◆ **TASK STATEMENT**
Search the material below for the word "posterior" and copy every line in which it occurs.

◆ **DATASET RECORDS**
------
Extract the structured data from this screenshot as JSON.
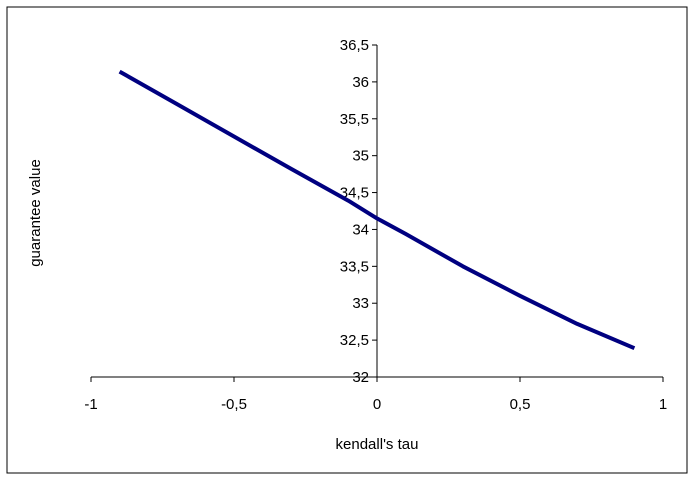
{
  "chart_data": {
    "type": "line",
    "title": "",
    "xlabel": "kendall's tau",
    "ylabel": "guarantee value",
    "xlim": [
      -1,
      1
    ],
    "ylim": [
      32,
      36.5
    ],
    "x_ticks": [
      -1,
      -0.5,
      0,
      0.5,
      1
    ],
    "x_tick_labels": [
      "-1",
      "-0,5",
      "0",
      "0,5",
      "1"
    ],
    "y_ticks": [
      32,
      32.5,
      33,
      33.5,
      34,
      34.5,
      35,
      35.5,
      36,
      36.5
    ],
    "y_tick_labels": [
      "32",
      "32,5",
      "33",
      "33,5",
      "34",
      "34,5",
      "35",
      "35,5",
      "36",
      "36,5"
    ],
    "grid": false,
    "legend": "none",
    "series": [
      {
        "color": "#000080",
        "x": [
          -0.9,
          -0.7,
          -0.5,
          -0.3,
          -0.1,
          0,
          0.1,
          0.3,
          0.5,
          0.7,
          0.9
        ],
        "values": [
          36.14,
          35.7,
          35.26,
          34.82,
          34.39,
          34.15,
          33.94,
          33.5,
          33.1,
          32.72,
          32.39
        ]
      }
    ]
  }
}
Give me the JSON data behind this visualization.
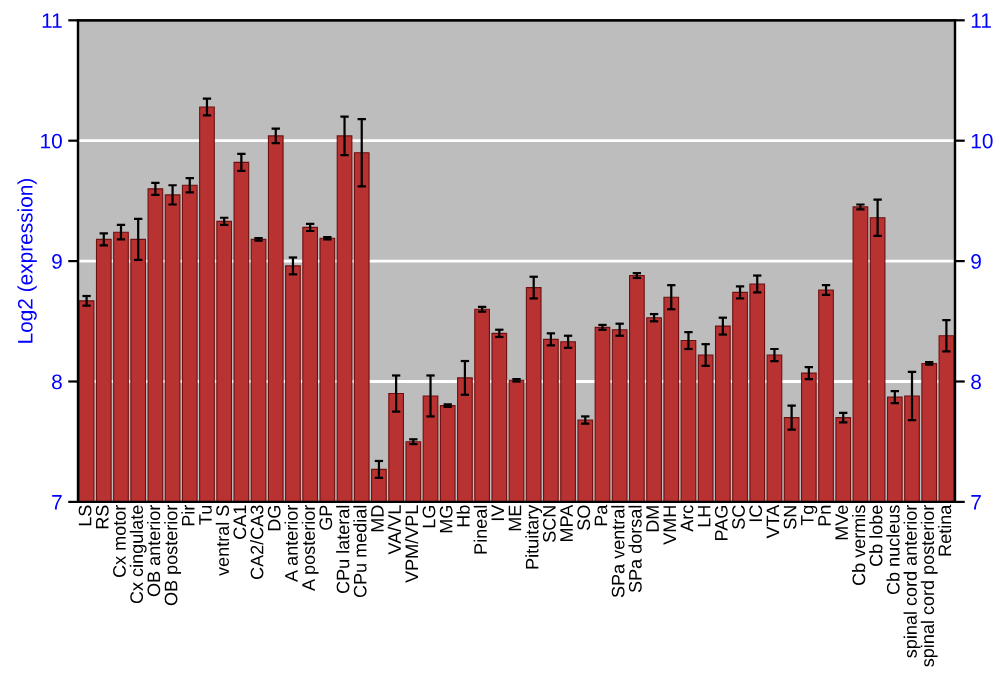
{
  "chart_data": {
    "type": "bar",
    "ylabel": "Log2 (expression)",
    "categories": [
      "LS",
      "RS",
      "Cx motor",
      "Cx cingulate",
      "OB anterior",
      "OB posterior",
      "Pir",
      "Tu",
      "ventral S",
      "CA1",
      "CA2/CA3",
      "DG",
      "A anterior",
      "A posterior",
      "GP",
      "CPu lateral",
      "CPu medial",
      "MD",
      "VA/VL",
      "VPM/VPL",
      "LG",
      "MG",
      "Hb",
      "Pineal",
      "IV",
      "ME",
      "Pituitary",
      "SCN",
      "MPA",
      "SO",
      "Pa",
      "SPa ventral",
      "SPa dorsal",
      "DM",
      "VMH",
      "Arc",
      "LH",
      "PAG",
      "SC",
      "IC",
      "VTA",
      "SN",
      "Tg",
      "Pn",
      "MVe",
      "Cb vermis",
      "Cb lobe",
      "Cb nucleus",
      "spinal cord anterior",
      "spinal cord posterior",
      "Retina"
    ],
    "values": [
      8.67,
      9.18,
      9.24,
      9.18,
      9.6,
      9.55,
      9.63,
      10.28,
      9.33,
      9.82,
      9.18,
      10.04,
      8.96,
      9.28,
      9.19,
      10.04,
      9.9,
      7.27,
      7.9,
      7.5,
      7.88,
      7.8,
      8.03,
      8.6,
      8.4,
      8.01,
      8.78,
      8.35,
      8.33,
      7.68,
      8.45,
      8.43,
      8.88,
      8.53,
      8.7,
      8.34,
      8.22,
      8.46,
      8.74,
      8.81,
      8.22,
      7.7,
      8.07,
      8.76,
      7.7,
      9.45,
      9.36,
      7.87,
      7.88,
      8.15,
      8.38
    ],
    "errors": [
      0.04,
      0.05,
      0.06,
      0.17,
      0.05,
      0.08,
      0.06,
      0.07,
      0.03,
      0.07,
      0.01,
      0.06,
      0.07,
      0.03,
      0.01,
      0.16,
      0.28,
      0.07,
      0.15,
      0.02,
      0.17,
      0.01,
      0.14,
      0.02,
      0.03,
      0.01,
      0.09,
      0.05,
      0.05,
      0.03,
      0.02,
      0.05,
      0.02,
      0.03,
      0.1,
      0.07,
      0.09,
      0.07,
      0.05,
      0.07,
      0.05,
      0.1,
      0.05,
      0.04,
      0.04,
      0.02,
      0.15,
      0.05,
      0.2,
      0.01,
      0.13
    ],
    "color": "#b83232",
    "ylim": [
      7,
      11
    ],
    "yticks": [
      7,
      8,
      9,
      10,
      11
    ],
    "y2lim": [
      7,
      11
    ],
    "y2ticks": [
      7,
      8,
      9,
      10,
      11
    ],
    "grid": "y"
  }
}
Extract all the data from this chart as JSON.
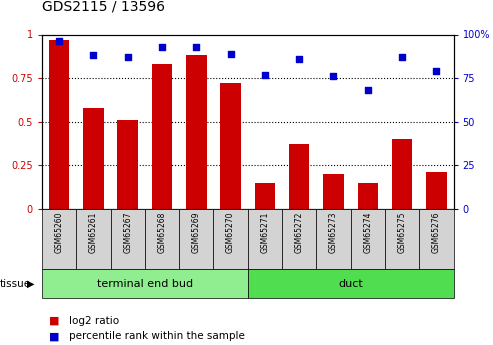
{
  "title": "GDS2115 / 13596",
  "categories": [
    "GSM65260",
    "GSM65261",
    "GSM65267",
    "GSM65268",
    "GSM65269",
    "GSM65270",
    "GSM65271",
    "GSM65272",
    "GSM65273",
    "GSM65274",
    "GSM65275",
    "GSM65276"
  ],
  "log2_ratio": [
    0.97,
    0.58,
    0.51,
    0.83,
    0.88,
    0.72,
    0.15,
    0.37,
    0.2,
    0.15,
    0.4,
    0.21
  ],
  "percentile_rank": [
    96,
    88,
    87,
    93,
    93,
    89,
    77,
    86,
    76,
    68,
    87,
    79
  ],
  "bar_color": "#cc0000",
  "dot_color": "#0000cc",
  "tissue_groups": [
    {
      "label": "terminal end bud",
      "start": 0,
      "end": 6,
      "color": "#90ee90"
    },
    {
      "label": "duct",
      "start": 6,
      "end": 12,
      "color": "#50dd50"
    }
  ],
  "ylim_left": [
    0,
    1.0
  ],
  "ylim_right": [
    0,
    100
  ],
  "yticks_left": [
    0,
    0.25,
    0.5,
    0.75,
    1.0
  ],
  "ytick_labels_left": [
    "0",
    "0.25",
    "0.5",
    "0.75",
    "1"
  ],
  "yticks_right": [
    0,
    25,
    50,
    75,
    100
  ],
  "ytick_labels_right": [
    "0",
    "25",
    "50",
    "75",
    "100%"
  ],
  "bg_color": "#d3d3d3",
  "plot_bg": "#ffffff",
  "legend_items": [
    {
      "label": "log2 ratio",
      "color": "#cc0000"
    },
    {
      "label": "percentile rank within the sample",
      "color": "#0000cc"
    }
  ]
}
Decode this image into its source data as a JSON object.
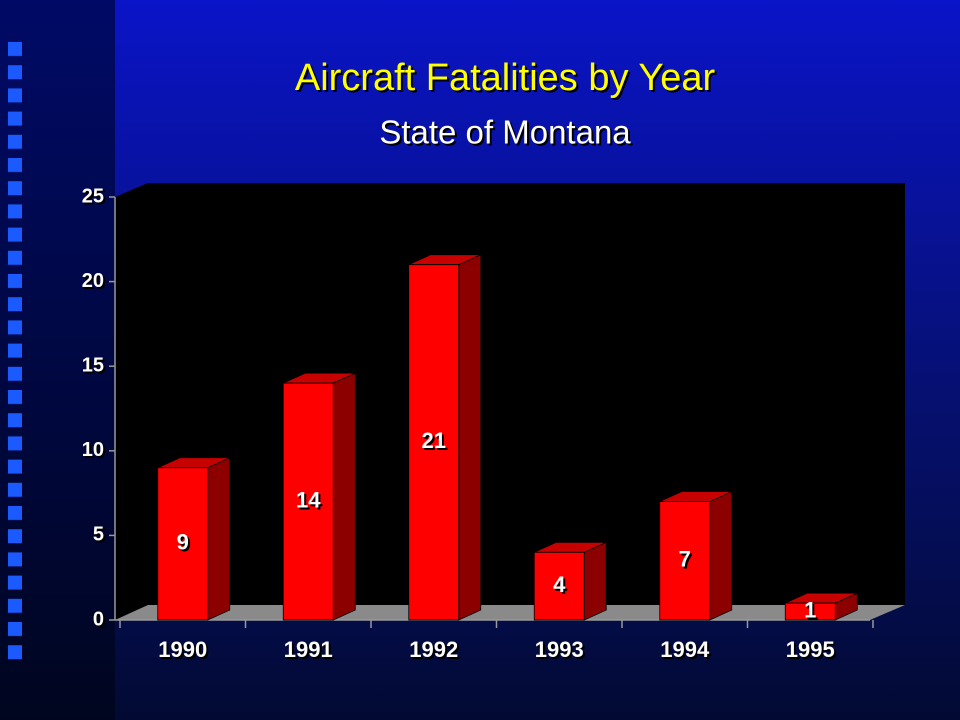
{
  "chart_data": {
    "type": "bar3d",
    "title": "Aircraft Fatalities by Year",
    "subtitle": "State of Montana",
    "categories": [
      "1990",
      "1991",
      "1992",
      "1993",
      "1994",
      "1995"
    ],
    "values": [
      9,
      14,
      21,
      4,
      7,
      1
    ],
    "color": "#ff0000",
    "ylim": [
      0,
      25
    ],
    "yticks": [
      0,
      5,
      10,
      15,
      20,
      25
    ],
    "grid": false
  }
}
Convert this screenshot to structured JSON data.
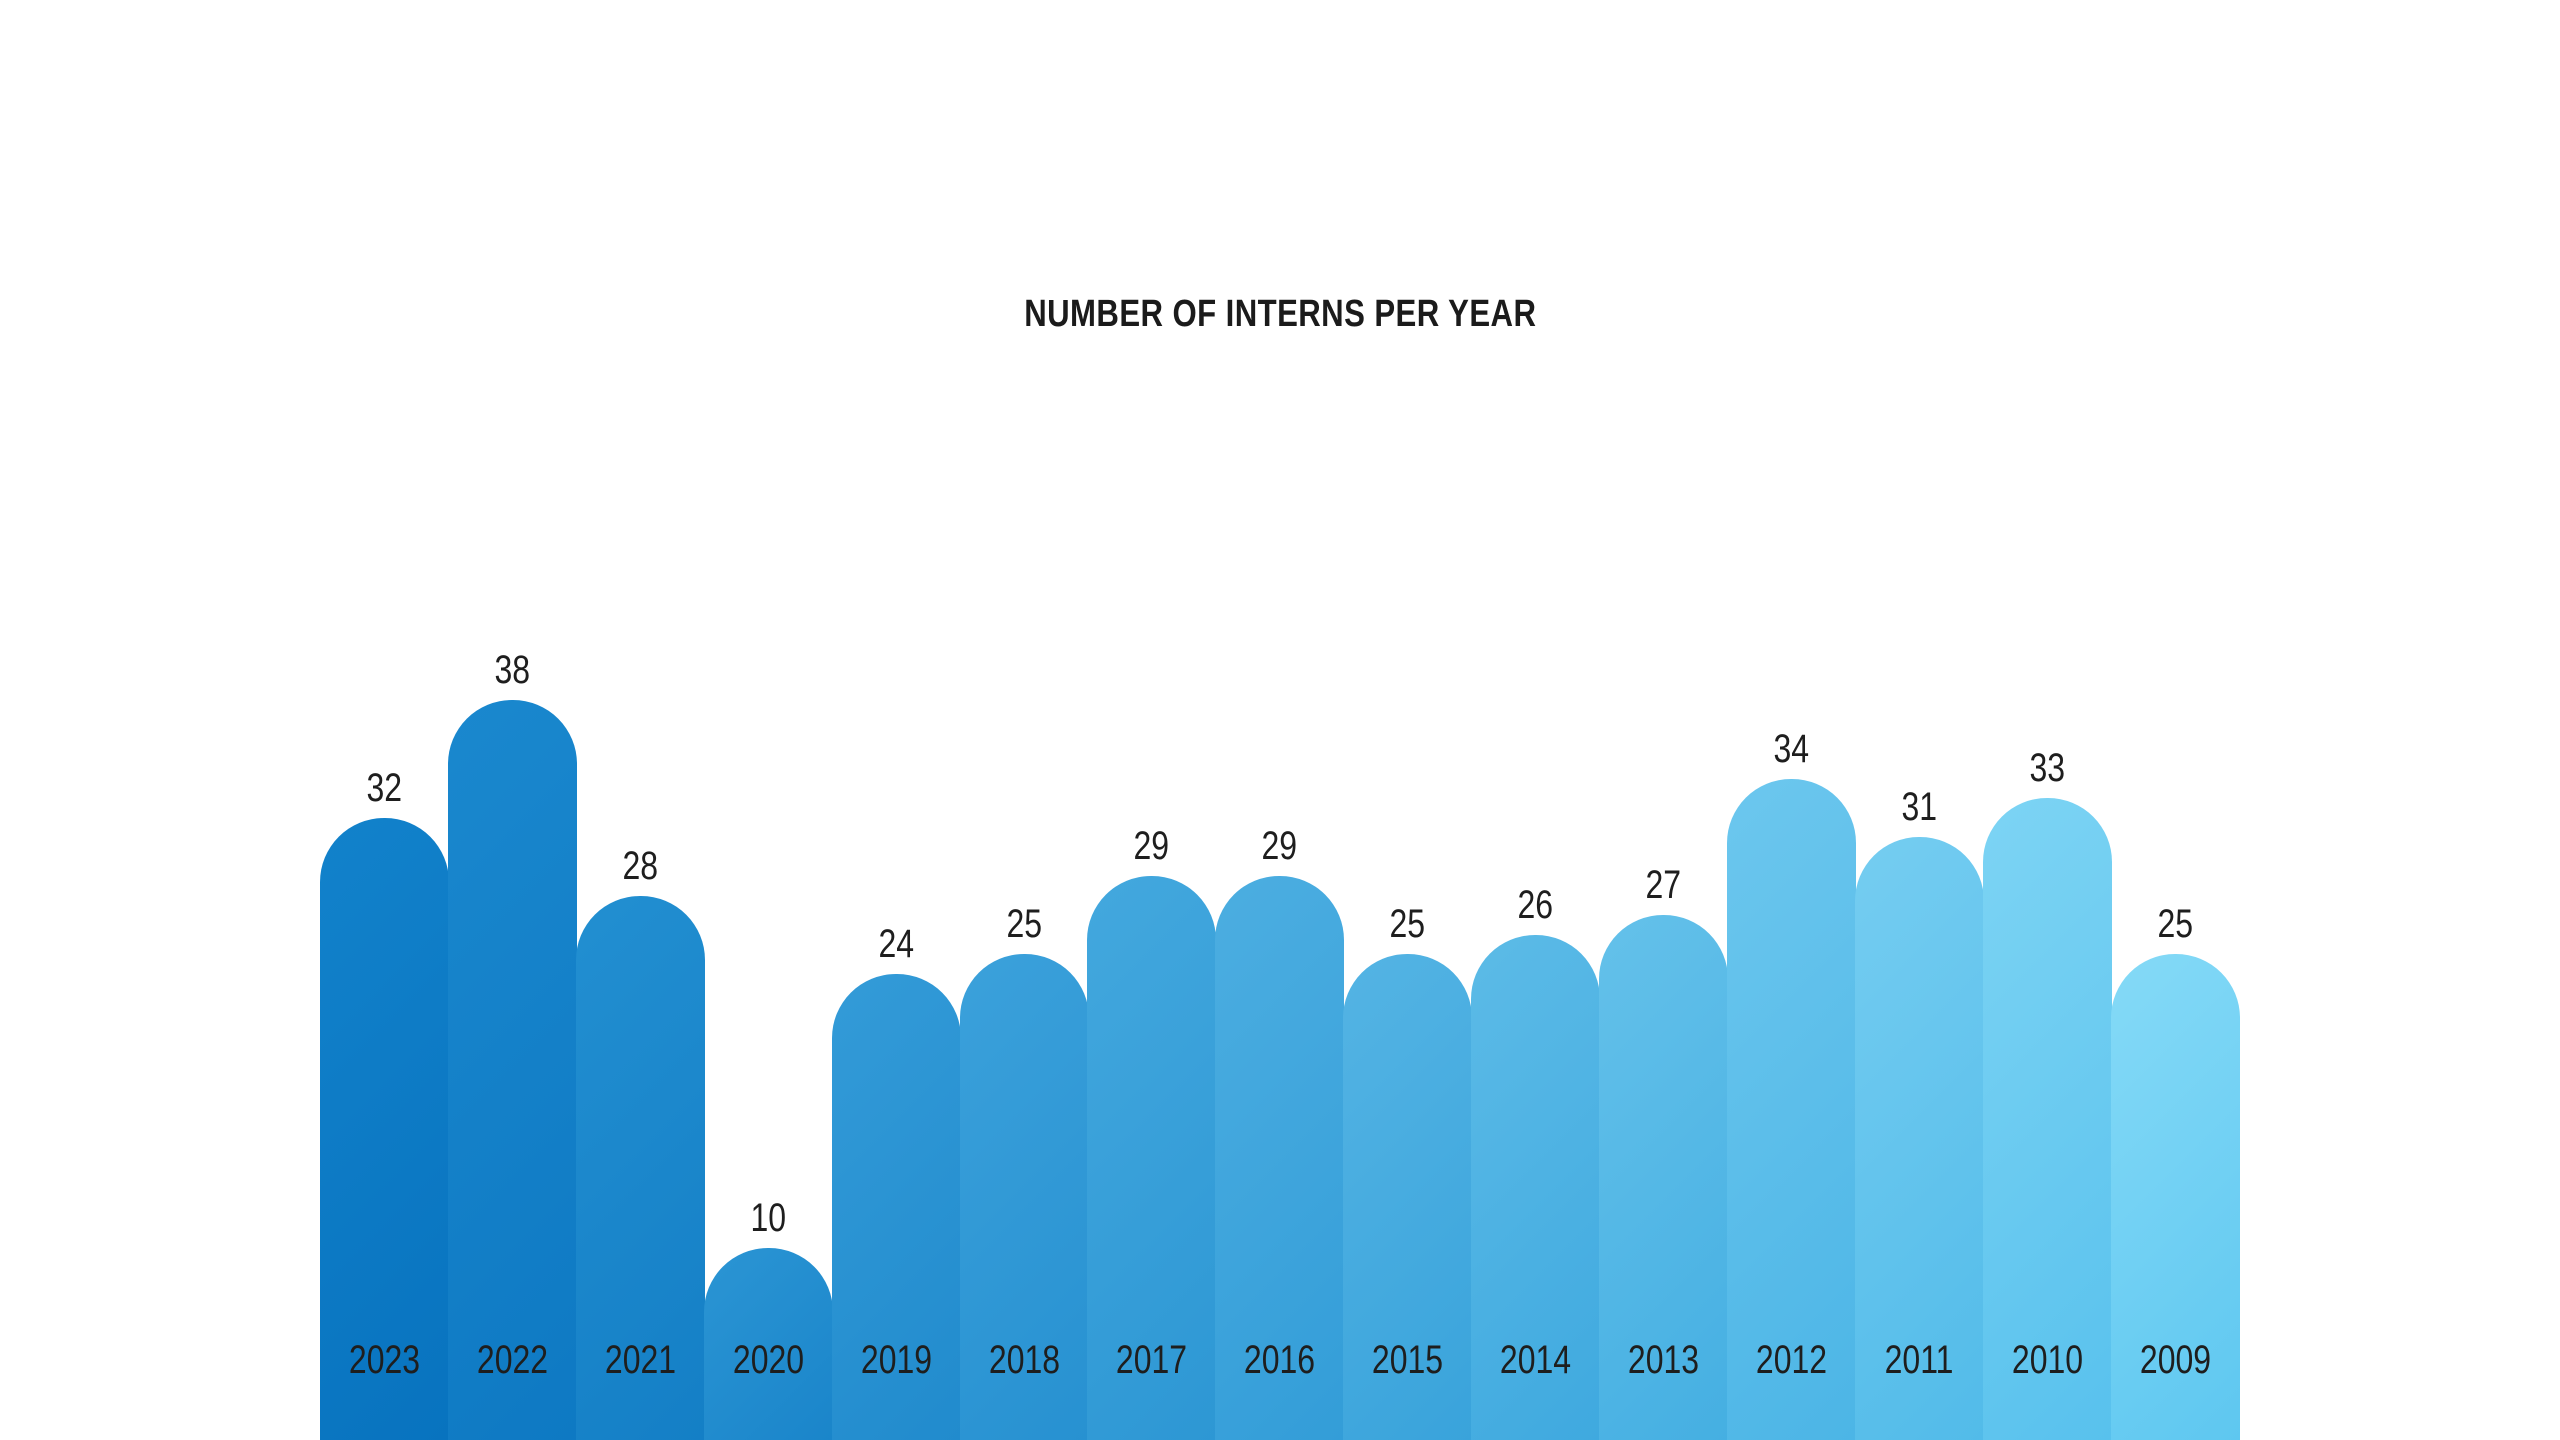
{
  "title": "NUMBER OF INTERNS PER YEAR",
  "chart_data": {
    "type": "bar",
    "title": "NUMBER OF INTERNS PER YEAR",
    "categories": [
      "2023",
      "2022",
      "2021",
      "2020",
      "2019",
      "2018",
      "2017",
      "2016",
      "2015",
      "2014",
      "2013",
      "2012",
      "2011",
      "2010",
      "2009"
    ],
    "values": [
      32,
      38,
      28,
      10,
      24,
      25,
      29,
      29,
      25,
      26,
      27,
      34,
      31,
      33,
      25
    ],
    "xlabel": "",
    "ylabel": "",
    "ylim": [
      0,
      40
    ],
    "grid": false,
    "legend": false,
    "orientation": "vertical",
    "bar_style": "rounded-top-pill, contiguous columns reaching bottom edge",
    "value_label_position": "above each bar",
    "category_label_position": "inside each bar near bottom",
    "colors": {
      "background": "#ffffff",
      "title_text": "#1b1b1b",
      "label_text": "#1e1e1e",
      "first_bar_light": "#1282cb",
      "first_bar_dark": "#0873bf",
      "last_bar_light": "#85daf7",
      "last_bar_dark": "#5ec7f0"
    }
  }
}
------
◆ **RESULT OF THE EXERCISE**
      "OB posterior",
      "A posterior",
      "spinal cord posterior",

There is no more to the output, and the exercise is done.